▸ **Directions for this task**
Word for word, print each line of the listing below; pictures stay out.

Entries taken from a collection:
· · · ·
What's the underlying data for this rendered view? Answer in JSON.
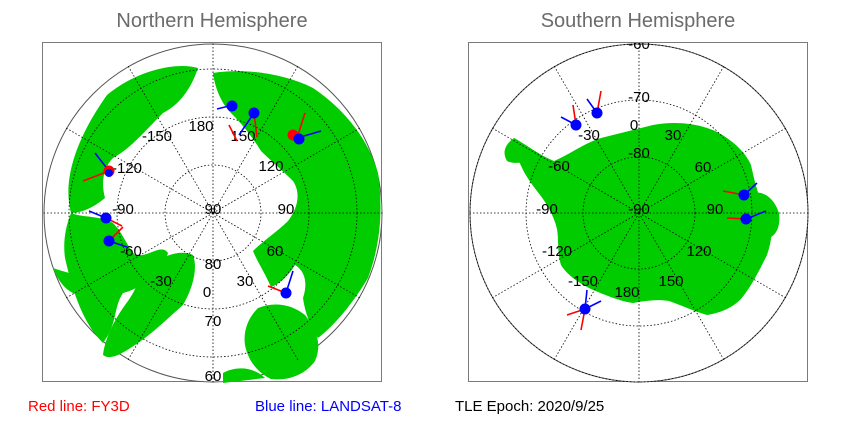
{
  "north": {
    "title": "Northern Hemisphere",
    "longitude_labels": [
      "180",
      "150",
      "120",
      "90",
      "60",
      "30",
      "0",
      "-30",
      "-60",
      "-90",
      "-120",
      "-150"
    ],
    "latitude_labels": [
      "90",
      "80",
      "70",
      "60"
    ]
  },
  "south": {
    "title": "Southern Hemisphere",
    "longitude_labels": [
      "-30",
      "0",
      "30",
      "60",
      "90",
      "120",
      "150",
      "180",
      "-150",
      "-120",
      "-90",
      "-60"
    ],
    "latitude_labels": [
      "-60",
      "-70",
      "-80",
      "-90"
    ]
  },
  "legend": {
    "red_label": "Red line: FY3D",
    "blue_label": "Blue line: LANDSAT-8",
    "epoch_label": "TLE Epoch: 2020/9/25"
  },
  "colors": {
    "land": "#00cc00",
    "fy3d": "#ff0000",
    "landsat8": "#0000ff",
    "graticule": "#000000",
    "title": "#6b6b6b"
  }
}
· · · ·
▸ **Exercise result**
What's the underlying data for this rendered view? Answer in JSON.
{
  "north": {
    "title": "Northern Hemisphere",
    "longitude_labels": [
      "180",
      "150",
      "120",
      "90",
      "60",
      "30",
      "0",
      "-30",
      "-60",
      "-90",
      "-120",
      "-150"
    ],
    "latitude_labels": [
      "90",
      "80",
      "70",
      "60"
    ]
  },
  "south": {
    "title": "Southern Hemisphere",
    "longitude_labels": [
      "-30",
      "0",
      "30",
      "60",
      "90",
      "120",
      "150",
      "180",
      "-150",
      "-120",
      "-90",
      "-60"
    ],
    "latitude_labels": [
      "-60",
      "-70",
      "-80",
      "-90"
    ]
  },
  "legend": {
    "red_label": "Red line: FY3D",
    "blue_label": "Blue line: LANDSAT-8",
    "epoch_label": "TLE Epoch: 2020/9/25"
  },
  "colors": {
    "land": "#00cc00",
    "fy3d": "#ff0000",
    "landsat8": "#0000ff",
    "graticule": "#000000",
    "title": "#6b6b6b"
  }
}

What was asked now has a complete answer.